▶ **Task objective**
Examine the material below. Gather every line in which the string "text" appears.

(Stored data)
'''
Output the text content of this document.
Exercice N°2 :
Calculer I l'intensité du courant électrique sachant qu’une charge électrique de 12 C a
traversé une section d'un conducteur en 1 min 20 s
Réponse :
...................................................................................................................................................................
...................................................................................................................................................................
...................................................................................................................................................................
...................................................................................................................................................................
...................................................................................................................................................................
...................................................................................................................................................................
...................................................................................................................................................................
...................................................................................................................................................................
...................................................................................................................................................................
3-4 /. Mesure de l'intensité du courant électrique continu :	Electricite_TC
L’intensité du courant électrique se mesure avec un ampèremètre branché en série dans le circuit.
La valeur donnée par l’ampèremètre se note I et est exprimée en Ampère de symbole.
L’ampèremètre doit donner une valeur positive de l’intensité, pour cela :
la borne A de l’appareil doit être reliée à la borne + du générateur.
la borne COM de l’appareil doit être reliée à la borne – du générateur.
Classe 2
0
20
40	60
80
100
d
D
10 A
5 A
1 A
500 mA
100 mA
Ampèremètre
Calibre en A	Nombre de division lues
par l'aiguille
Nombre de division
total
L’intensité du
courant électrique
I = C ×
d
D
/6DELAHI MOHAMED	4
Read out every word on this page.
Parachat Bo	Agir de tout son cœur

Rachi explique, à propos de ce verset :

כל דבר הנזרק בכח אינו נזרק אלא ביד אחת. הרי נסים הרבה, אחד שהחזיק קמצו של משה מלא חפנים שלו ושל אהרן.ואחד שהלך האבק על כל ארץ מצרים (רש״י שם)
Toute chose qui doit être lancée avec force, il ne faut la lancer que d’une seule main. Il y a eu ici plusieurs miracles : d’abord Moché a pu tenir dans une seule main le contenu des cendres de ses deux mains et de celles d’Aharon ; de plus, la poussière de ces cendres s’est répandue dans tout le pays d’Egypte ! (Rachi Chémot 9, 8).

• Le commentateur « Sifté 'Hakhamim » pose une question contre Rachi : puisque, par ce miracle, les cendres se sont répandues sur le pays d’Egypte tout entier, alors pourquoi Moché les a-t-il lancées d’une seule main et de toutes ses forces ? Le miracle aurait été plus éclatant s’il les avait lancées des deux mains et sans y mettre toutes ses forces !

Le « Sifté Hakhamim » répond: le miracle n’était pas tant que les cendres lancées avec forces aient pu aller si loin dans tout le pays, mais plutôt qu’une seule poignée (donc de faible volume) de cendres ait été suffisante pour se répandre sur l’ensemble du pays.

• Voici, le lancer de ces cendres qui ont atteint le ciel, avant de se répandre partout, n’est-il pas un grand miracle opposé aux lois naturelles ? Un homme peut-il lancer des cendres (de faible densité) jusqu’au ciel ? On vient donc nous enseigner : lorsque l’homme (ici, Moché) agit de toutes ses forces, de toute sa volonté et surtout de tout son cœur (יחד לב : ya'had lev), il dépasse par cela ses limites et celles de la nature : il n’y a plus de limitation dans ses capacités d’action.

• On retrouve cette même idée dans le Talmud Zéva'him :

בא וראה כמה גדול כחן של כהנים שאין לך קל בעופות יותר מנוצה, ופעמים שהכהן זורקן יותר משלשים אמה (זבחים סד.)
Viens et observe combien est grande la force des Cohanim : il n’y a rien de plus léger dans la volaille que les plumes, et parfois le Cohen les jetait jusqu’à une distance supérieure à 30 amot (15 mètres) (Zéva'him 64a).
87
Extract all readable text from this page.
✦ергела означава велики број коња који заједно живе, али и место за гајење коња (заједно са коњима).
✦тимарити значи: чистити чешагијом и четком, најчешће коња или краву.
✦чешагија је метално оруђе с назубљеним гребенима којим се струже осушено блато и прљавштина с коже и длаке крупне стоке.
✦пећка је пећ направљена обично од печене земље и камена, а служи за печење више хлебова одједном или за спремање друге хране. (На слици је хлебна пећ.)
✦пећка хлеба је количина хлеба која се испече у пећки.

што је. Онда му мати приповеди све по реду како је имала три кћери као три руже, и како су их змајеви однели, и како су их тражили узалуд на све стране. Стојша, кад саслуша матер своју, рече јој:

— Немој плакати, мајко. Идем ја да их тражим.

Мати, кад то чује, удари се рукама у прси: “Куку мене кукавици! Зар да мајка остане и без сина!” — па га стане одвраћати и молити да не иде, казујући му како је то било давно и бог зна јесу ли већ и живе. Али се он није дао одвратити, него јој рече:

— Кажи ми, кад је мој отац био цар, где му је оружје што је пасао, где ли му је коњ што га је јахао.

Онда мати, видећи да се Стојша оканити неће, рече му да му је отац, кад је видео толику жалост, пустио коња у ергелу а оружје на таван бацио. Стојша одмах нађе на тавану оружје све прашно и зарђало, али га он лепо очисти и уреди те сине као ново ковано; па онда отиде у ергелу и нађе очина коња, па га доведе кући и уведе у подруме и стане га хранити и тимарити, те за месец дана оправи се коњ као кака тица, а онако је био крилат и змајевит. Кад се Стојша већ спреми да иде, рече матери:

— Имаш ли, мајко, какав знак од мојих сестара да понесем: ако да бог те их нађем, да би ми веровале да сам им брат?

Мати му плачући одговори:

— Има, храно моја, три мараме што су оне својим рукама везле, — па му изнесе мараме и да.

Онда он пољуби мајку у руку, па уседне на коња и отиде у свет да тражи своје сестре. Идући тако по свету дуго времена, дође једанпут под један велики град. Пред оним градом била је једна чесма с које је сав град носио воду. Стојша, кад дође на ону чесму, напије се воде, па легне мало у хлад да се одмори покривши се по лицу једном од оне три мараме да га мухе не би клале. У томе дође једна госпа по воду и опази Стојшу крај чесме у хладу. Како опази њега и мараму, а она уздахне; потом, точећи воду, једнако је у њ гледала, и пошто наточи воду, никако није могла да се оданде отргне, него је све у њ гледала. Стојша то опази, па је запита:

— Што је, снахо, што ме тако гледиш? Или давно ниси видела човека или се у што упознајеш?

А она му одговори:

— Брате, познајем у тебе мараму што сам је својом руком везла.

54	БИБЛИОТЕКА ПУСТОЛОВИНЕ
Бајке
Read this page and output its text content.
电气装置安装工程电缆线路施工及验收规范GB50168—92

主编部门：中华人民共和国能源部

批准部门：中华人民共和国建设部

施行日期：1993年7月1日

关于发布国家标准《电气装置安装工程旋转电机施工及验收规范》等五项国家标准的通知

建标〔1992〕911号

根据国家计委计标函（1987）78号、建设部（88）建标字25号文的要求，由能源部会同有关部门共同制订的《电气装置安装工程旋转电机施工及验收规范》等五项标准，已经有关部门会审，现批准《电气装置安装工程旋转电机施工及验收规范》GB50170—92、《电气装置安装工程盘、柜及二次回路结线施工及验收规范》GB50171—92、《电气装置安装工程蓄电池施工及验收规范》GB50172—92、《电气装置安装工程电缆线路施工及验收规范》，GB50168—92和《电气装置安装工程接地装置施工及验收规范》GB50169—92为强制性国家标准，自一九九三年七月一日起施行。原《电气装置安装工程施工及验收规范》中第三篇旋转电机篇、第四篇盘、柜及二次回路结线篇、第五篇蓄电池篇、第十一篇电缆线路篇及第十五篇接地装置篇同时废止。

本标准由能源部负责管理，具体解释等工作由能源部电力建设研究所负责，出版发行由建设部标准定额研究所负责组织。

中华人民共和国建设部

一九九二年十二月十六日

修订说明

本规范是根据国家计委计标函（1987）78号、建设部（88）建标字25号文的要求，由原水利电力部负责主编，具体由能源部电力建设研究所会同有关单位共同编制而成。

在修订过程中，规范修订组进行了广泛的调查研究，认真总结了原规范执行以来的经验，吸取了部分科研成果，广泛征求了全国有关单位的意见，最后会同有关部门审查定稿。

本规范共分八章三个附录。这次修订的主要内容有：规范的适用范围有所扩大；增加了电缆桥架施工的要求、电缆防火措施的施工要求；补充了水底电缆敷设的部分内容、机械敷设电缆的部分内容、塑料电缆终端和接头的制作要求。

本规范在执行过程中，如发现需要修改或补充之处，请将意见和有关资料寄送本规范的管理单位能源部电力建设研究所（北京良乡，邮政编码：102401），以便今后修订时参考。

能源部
'''
▶ **In response**
Output the text content of this document.
Extract all readable text from this page.
Read this page and output its text content.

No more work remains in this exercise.